(Available data Opens)
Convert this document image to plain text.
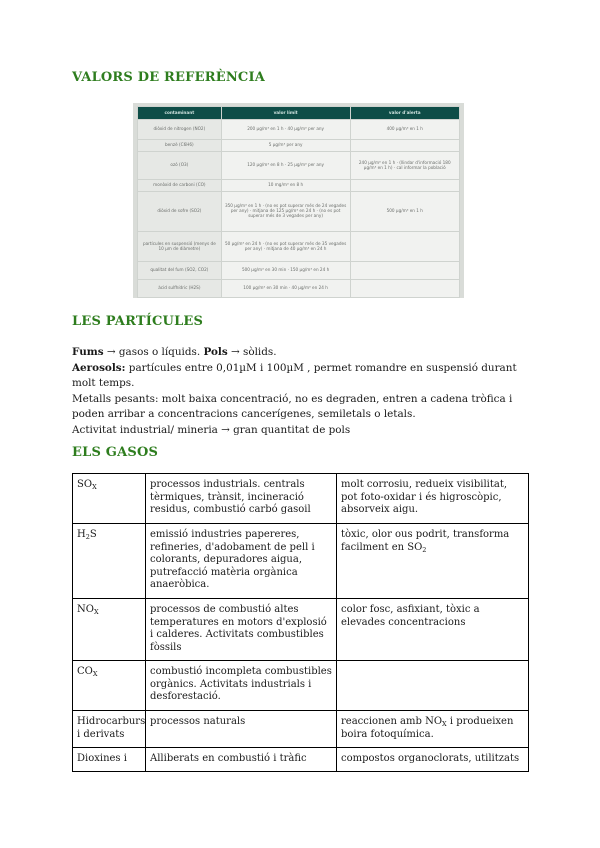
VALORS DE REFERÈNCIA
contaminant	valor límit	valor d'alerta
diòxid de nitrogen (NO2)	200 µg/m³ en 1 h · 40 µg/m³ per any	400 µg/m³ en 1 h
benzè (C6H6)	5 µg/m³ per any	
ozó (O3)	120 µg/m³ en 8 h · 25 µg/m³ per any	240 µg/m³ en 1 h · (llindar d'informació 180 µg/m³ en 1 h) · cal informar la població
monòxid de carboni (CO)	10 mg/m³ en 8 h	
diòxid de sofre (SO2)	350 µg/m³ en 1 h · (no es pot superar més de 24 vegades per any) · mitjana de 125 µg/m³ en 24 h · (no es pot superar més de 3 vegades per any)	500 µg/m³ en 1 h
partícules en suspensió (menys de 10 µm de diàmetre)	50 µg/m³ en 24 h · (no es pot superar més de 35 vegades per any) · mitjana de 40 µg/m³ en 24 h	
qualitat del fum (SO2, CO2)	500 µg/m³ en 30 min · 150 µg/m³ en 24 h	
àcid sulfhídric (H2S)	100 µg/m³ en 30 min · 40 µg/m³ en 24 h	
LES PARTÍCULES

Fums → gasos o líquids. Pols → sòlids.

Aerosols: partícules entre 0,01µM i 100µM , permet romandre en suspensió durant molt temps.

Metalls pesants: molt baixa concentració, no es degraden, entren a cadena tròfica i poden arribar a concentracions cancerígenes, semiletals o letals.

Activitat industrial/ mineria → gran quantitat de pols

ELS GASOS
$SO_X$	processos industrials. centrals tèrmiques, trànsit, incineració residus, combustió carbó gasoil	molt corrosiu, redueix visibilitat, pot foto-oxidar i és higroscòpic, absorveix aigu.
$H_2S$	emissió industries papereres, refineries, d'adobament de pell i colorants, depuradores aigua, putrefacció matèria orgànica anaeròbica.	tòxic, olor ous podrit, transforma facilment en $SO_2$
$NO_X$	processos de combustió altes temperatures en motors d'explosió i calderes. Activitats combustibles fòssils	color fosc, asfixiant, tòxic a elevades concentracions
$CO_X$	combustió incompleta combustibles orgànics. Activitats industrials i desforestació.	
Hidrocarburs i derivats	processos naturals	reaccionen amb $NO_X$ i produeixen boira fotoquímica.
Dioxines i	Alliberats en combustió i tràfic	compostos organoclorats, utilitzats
(Available data Closes)
(Available data Opens)
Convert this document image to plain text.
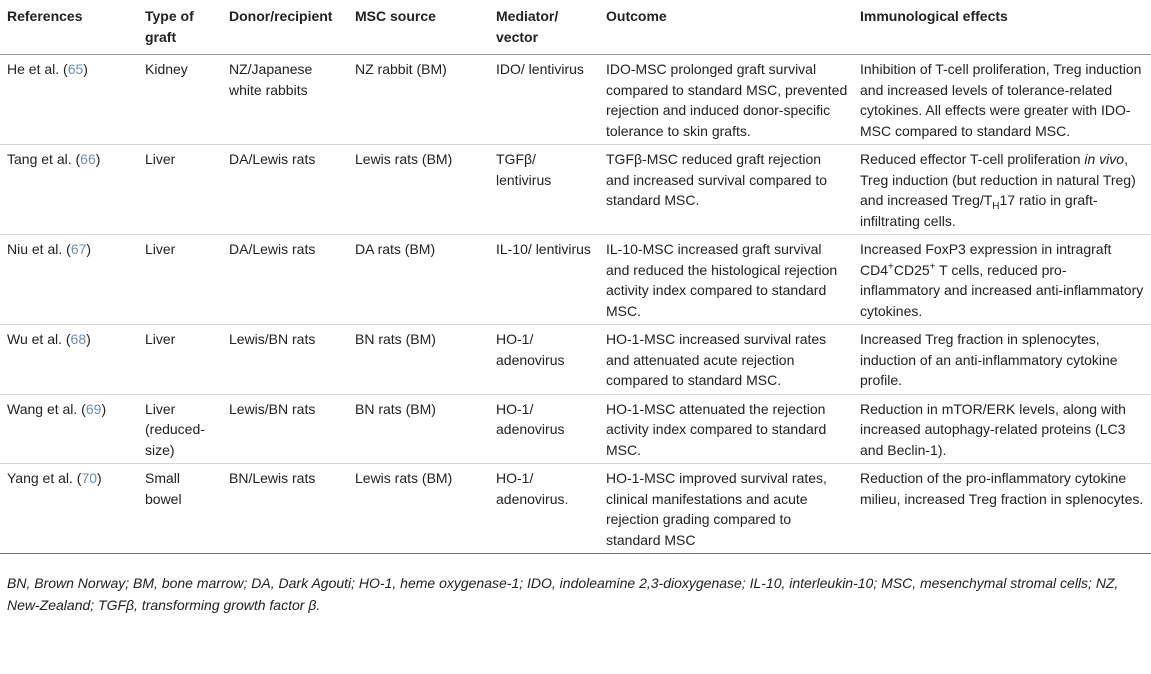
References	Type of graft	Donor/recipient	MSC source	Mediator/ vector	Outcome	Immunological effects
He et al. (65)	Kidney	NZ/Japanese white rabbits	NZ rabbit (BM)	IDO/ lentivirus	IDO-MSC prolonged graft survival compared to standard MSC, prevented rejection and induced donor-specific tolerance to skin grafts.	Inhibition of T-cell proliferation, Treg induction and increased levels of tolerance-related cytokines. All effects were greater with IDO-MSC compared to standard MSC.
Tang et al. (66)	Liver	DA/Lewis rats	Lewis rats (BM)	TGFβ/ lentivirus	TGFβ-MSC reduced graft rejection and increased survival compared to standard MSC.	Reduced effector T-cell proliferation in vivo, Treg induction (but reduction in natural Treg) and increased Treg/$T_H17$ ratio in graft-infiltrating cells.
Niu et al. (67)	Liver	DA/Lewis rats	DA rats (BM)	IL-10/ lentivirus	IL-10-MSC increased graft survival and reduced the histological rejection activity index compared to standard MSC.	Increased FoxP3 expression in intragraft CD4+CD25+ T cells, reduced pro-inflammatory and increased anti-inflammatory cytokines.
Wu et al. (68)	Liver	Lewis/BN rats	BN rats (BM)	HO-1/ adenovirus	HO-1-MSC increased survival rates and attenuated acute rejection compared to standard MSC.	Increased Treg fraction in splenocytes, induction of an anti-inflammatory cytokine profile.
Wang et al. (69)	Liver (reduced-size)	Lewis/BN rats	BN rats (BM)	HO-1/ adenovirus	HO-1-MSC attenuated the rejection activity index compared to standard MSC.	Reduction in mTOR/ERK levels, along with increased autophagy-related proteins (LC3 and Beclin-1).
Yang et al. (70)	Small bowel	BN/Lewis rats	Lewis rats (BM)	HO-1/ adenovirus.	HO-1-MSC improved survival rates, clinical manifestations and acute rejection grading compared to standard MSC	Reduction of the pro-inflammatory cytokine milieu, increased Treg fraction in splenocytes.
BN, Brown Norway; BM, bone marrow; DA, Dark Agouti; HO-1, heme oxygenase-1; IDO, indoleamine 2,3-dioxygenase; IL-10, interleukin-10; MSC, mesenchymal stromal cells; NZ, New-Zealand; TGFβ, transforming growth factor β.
(Available data Closes)
(Available data Opens)
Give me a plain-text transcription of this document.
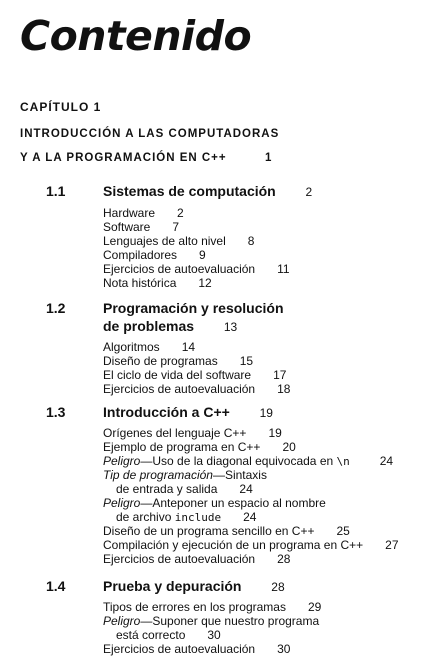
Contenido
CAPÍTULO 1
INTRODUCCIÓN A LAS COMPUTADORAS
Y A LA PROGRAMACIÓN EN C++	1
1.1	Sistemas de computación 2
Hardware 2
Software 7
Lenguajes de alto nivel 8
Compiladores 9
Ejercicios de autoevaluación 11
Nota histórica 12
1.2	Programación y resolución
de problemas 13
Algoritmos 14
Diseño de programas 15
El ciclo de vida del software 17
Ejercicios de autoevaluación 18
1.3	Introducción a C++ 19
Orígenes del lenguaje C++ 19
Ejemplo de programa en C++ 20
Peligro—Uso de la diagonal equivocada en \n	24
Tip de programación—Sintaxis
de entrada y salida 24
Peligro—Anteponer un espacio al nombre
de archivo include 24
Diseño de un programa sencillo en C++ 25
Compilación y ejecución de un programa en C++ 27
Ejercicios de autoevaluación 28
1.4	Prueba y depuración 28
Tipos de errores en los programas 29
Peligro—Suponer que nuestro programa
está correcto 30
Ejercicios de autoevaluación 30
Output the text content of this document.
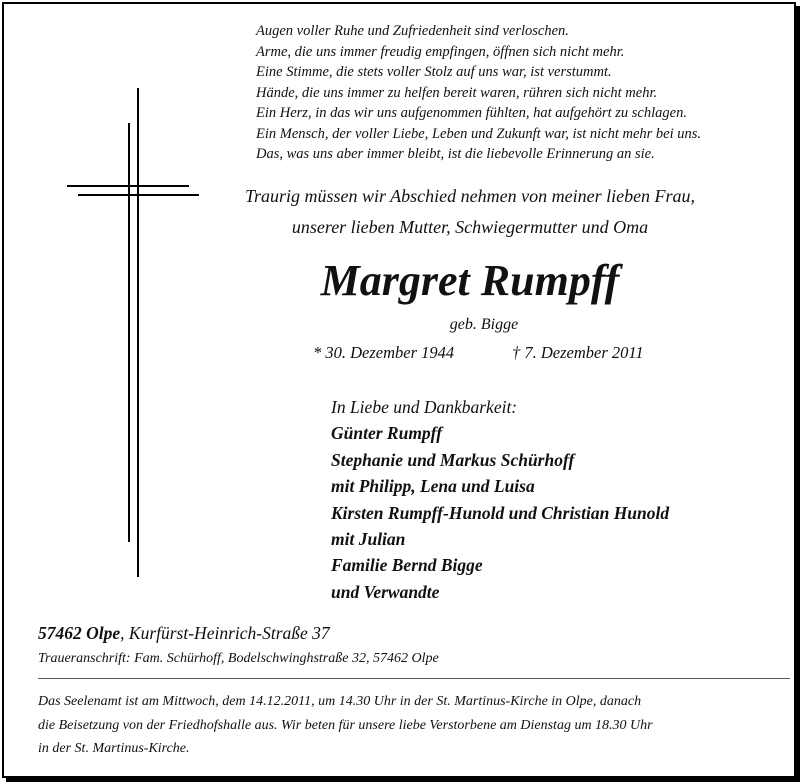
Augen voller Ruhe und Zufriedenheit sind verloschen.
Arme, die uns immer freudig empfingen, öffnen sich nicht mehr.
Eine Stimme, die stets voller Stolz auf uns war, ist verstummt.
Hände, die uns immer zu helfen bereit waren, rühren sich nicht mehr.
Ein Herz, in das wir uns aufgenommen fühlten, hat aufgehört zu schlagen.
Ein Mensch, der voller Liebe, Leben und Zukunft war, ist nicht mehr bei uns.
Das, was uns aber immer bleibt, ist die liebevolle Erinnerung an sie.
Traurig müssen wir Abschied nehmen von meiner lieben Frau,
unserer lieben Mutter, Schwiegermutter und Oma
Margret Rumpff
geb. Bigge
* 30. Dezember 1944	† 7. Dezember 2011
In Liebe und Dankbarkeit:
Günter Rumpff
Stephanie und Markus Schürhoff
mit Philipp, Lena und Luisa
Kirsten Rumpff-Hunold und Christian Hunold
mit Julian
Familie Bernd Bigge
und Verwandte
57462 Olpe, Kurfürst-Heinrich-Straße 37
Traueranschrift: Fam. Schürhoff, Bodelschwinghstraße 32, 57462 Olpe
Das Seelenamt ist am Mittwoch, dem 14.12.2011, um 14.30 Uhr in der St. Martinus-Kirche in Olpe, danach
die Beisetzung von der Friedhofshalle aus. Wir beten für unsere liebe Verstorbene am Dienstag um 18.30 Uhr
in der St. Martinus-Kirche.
(Available data Closes)
Exercise description:
Whenever the word "voller" occurs in a line of the listing above, return that line.

Solution for this problem:
Augen voller Ruhe und Zufriedenheit sind verloschen.
Eine Stimme, die stets voller Stolz auf uns war, ist verstummt.
Ein Mensch, der voller Liebe, Leben und Zukunft war, ist nicht mehr bei uns.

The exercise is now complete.